#### Directive 1:
Answer these from the meditation passage, each in a few words:
(a) In the final step of the investigation, what should concepts be seen as?
(b) How many beautiful universal factors does the passage name?
(c) Which two things does every unwholesome state include?
#### Directive 2:
Mark each statement yes or no to show whether it agrees with the meditation passage. Back each answer with the exact words of the passage that settle it.
(a) The reader must count and correlate mental factors with charts.
(b) Greed and hatred can arise in the same mind-moment.
(c) External discernment may extend to beings in the neighborhood.
#### Directive 3:
Carry the meditation passage forward from its final sentence, in its own voice.

5. Continue this process alternately discerning internal and external phenomena at all the sense doors, incrementally extending the discernment further and further away. For example, you might first direct your external discernment toward beings that are present in the building where you sit, then extend to beings in the neighborhood, town, region, country, hemisphere, planet, and so on. Thoroughly discern the ultimate mental and material processes that occur in each consciousness moment throughout the infinite universe.
6. Finally, conclude the investigation by meditating upon the totality of mental and material processes as just that: phenomena. See that there is no I/you, woman/man, sister/brother; see concepts as mere designations that have no ultimate reality.
The painstaking exercise of identifying, defining, and analyzing the subtle nuances of cognitive processes illuminates refined strata of mental experience. However, you do not need to turn this into an exercise in mathematics, obsessively counting and correlating mental factors with charts. If you are reading this book as an overview, it is enough to understand the basic sequence. Then, when you are training in retreat with the guidance of a teacher, the nuances and specificities of these formations will become both useful and clear.
Yet even a cursory review of this material may reveal interesting insights into the nature of mentality and habitual mental patterns. You might learn to quickly recognize the heaviness and rigidity that is associated with a mind-state devoid of the nineteen beautiful universal factors that include tranquility, lightness, malleability, workability, and so on, and use this sensation as a signal to dispel unwholesome states whenever they arise. You might sense the danger rooted in delusion that accompanies the wandering mind and resolve to interrupt habitual daydreaming. Seeing that greed and hatred never arise in the same mind-moment, that rapture and anger are equally incompatible, and that every unwholesome state includes restlessness and shamelessness of wrongdoing can provide clues to unpack the deeply conditioned roots of action and kamma. By studying the mind, factor by factor, and state by state, you will become attuned to the distinctions between states both during formal meditation sessions and also during dynamic daily encounters. By teasing out the factors that compose mental states, you will see the ways in which you might be sustaining or countering the basic root tendencies of greed, nongreed, hatred, nonhatred, delusion, and nondelusion. Empowered with this knowledge of mentality, you will be able to change any patterns that disrupt the peaceful clarity of your mind.
Untangling Decision-Making Angst
Do you struggle with decision-making, wondering how to decide what is best? Do you sometimes do things that are destructive, even when you know that they are wrong? By teasing out the basic components that compose experience, and examining mental factors associated with a decision to act, you will understand what propels addictive, callous, or disrespectful conduct, and what supports wise action.

#### Listed records:
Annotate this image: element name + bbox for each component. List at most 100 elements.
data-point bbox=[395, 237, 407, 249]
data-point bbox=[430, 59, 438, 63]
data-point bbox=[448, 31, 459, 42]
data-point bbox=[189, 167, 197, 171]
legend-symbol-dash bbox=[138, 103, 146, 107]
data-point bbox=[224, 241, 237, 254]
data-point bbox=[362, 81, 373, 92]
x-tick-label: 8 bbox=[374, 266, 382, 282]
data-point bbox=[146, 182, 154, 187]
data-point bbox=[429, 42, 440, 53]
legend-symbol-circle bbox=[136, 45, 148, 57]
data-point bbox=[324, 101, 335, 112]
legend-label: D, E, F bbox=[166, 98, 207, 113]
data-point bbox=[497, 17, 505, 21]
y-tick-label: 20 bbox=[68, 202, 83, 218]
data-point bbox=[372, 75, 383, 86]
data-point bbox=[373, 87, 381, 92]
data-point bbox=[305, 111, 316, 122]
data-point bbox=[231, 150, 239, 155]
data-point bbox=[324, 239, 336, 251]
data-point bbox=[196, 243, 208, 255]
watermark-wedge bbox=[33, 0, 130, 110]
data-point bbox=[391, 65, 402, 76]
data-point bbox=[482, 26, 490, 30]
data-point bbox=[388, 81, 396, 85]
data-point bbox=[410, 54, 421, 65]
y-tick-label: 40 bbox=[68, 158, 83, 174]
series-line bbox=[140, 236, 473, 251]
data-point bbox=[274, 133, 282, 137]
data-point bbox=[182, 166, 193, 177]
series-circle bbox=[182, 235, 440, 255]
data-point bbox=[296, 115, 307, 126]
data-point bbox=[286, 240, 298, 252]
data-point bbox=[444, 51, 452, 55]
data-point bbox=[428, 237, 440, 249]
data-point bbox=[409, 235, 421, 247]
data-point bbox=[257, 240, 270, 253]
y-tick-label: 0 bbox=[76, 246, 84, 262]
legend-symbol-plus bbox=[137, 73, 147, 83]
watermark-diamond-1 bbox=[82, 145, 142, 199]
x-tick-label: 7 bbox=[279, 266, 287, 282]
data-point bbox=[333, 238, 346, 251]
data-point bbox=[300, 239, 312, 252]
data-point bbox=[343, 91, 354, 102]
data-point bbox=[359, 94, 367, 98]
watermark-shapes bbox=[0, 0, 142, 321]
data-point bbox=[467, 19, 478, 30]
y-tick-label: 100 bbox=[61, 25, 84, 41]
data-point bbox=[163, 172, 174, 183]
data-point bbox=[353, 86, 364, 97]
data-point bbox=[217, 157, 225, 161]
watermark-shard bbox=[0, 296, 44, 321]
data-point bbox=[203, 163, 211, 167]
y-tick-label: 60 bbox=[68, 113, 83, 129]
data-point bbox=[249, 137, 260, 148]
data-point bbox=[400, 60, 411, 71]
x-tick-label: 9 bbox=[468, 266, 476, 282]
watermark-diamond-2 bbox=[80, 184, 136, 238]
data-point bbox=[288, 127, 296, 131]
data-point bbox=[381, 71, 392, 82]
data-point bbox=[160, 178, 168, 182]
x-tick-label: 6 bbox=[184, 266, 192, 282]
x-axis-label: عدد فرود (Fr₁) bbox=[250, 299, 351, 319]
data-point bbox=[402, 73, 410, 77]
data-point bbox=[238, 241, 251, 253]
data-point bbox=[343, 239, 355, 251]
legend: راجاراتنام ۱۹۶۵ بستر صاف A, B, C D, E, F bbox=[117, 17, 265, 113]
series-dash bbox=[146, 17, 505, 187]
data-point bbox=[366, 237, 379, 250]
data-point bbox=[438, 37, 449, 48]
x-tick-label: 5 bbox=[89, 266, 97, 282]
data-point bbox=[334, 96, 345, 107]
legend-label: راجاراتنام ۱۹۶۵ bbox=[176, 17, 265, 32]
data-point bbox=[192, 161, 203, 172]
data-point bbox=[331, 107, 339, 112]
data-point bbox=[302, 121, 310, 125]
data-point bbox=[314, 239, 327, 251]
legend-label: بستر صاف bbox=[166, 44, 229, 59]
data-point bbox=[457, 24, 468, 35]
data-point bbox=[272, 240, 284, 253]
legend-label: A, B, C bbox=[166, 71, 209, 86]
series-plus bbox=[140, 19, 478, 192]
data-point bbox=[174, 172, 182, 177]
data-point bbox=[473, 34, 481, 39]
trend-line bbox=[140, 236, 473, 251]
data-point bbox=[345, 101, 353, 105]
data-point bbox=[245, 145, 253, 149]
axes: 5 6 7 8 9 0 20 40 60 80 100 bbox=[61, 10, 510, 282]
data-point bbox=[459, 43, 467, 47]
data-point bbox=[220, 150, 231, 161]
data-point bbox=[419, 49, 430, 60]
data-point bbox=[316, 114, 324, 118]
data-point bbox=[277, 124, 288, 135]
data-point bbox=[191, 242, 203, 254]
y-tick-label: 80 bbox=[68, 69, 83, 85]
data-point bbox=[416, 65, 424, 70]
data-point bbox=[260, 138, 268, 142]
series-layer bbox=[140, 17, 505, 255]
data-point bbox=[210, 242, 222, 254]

#### Exercise response 1:
(a) Mere designations that have no ultimate reality.
(b) Nineteen.
(c) Restlessness and shamelessness of wrongdoing.

#### Exercise response 2:
(a) No: "you do not need to turn this into an exercise in mathematics, obsessively counting and correlating mental factors with charts."
(b) No: "greed and hatred never arise in the same mind-moment"
(c) Yes: "then extend to beings in the neighborhood, town, region, country, hemisphere, planet, and so on."

#### Exercise response 3:
Before you make your next decision, whether it is a minor daily selection, a major career move, or an important health issue, examine your mind. If you sense the presence of restlessness and the associated unwholesome factors, wait before you decide what to do. Resolve not to decide or act when unwholesome states dominate. Spend some time cultivating calmness, kindness, and mindful awareness, and then pose the dilemma again for fresh consideration. If you sense that mindfulness and the associated wholesome factors are supporting the decision-making process, trust your intention as you determine your course of action.
In the chapters that follow, we use these ultimate constituents of matter and mind (defined here and in chapter 12) as the building blocks of a nuanced and profound approach to insight meditation. With the objects and processes carefully defined and analyzed, when you plunge into the contemplations of insight meditation you will discover a thrilling clarity and liberating potential built upon this direct perception of the subtle components of mind and matter.
Distinguishing Choiceless Awareness from the Wandering Mind
Were you surprised to learn that mindfulness can never arise along with greed, hatred, or delusion, and that restlessness can never arise in a wholesome state? Look into your own mind and see if it is true.
Identify times in the day when your mind tends to wander, such as when walking the dog or eating a snack. Occasionally dissect the habitually wandering mind and see what mental factors it contains. What mental factors sustain a romantic fantasy? You may discover that the pleasure of fantasy is merely the agitation caused by pīti, while the state is devoid of the deeply wholesome factors of mindfulness, tranquility, equanimity, nongreed, nonhate, uprightness, and faith.
Notice the object and quality of attention. When exploring hatred you may see that when mindfulness arises there is wise attention, perhaps taking the mental factors associated with hatred as the object of consciousness; when hatred consumes the mind there will be unwise attention to a hated object. Attention may rapidly flicker between cognitive processes that are characterized by mindfulness or by hatred, but hate and mindfulness cannot arise in exactly the same moment.
At times in daily life, and also in meditation, you may allow the mind to relax with an undirected, choiceless quality of awareness. What is the experience of genuine relaxation? What specific mental factors constitute an experience of relaxation? Notice if choiceless awareness is supporting the development of associated wholesome states, or if the mind slides into unwholesome states of restless imaginings, laziness, fear, or conceit. Let your observations inform the degree to which you direct, restrain, and focus your attention, or creatively respond to the stimuli of living.
CHAPTER 14
A Magic Show: Emptiness of the Five Aggregates
Everything could disappear in an instant.
Materialities are like balls of foam,
Feelings are like bubbles,
Perceptions are like mirages,
Volitions are like banana trees,
Consciousnesses are like magical illusions.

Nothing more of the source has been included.